## PROBLEM REQUIREMENTS
Records follow. Pull out every line that contains "identifier".

## INPUT RECORDS
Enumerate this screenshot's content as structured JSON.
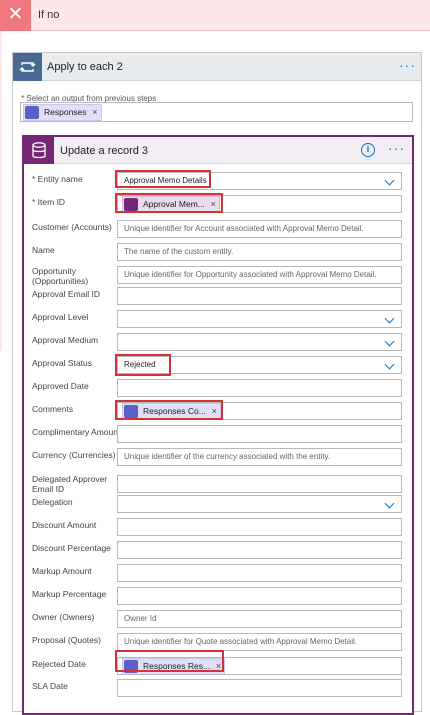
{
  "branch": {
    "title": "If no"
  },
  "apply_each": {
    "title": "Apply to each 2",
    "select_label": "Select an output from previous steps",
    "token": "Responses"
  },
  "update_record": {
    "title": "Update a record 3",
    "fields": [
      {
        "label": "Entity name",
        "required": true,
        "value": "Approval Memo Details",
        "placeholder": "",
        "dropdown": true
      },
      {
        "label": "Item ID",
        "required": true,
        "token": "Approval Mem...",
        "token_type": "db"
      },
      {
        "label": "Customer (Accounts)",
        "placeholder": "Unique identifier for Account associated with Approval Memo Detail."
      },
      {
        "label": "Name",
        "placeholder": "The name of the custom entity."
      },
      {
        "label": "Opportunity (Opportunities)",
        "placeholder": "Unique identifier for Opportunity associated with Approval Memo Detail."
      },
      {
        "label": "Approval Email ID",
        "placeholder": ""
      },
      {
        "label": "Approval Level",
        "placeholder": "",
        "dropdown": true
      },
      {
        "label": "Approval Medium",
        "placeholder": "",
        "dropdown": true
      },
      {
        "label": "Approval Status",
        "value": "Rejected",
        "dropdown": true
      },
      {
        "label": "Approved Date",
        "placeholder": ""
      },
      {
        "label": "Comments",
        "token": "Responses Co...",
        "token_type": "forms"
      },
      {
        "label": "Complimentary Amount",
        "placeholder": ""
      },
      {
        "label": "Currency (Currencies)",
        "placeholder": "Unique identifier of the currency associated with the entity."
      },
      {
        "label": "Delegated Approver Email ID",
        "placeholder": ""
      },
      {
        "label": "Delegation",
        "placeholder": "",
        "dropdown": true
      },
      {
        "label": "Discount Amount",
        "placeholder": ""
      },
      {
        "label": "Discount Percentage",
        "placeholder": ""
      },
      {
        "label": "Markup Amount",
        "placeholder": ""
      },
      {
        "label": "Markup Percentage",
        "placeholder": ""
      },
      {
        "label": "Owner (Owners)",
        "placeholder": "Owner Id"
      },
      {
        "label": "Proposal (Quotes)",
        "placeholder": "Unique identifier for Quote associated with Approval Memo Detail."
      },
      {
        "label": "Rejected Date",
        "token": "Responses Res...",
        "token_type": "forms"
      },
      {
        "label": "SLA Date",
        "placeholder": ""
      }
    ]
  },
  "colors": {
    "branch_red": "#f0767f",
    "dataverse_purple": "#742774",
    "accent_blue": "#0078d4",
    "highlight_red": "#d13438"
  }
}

## TASK OUTPUT
        "placeholder": "Unique identifier for Account associated with Approval Memo Detail."
        "placeholder": "Unique identifier for Opportunity associated with Approval Memo Detail."
        "placeholder": "Unique identifier of the currency associated with the entity."
        "placeholder": "Unique identifier for Quote associated with Approval Memo Detail."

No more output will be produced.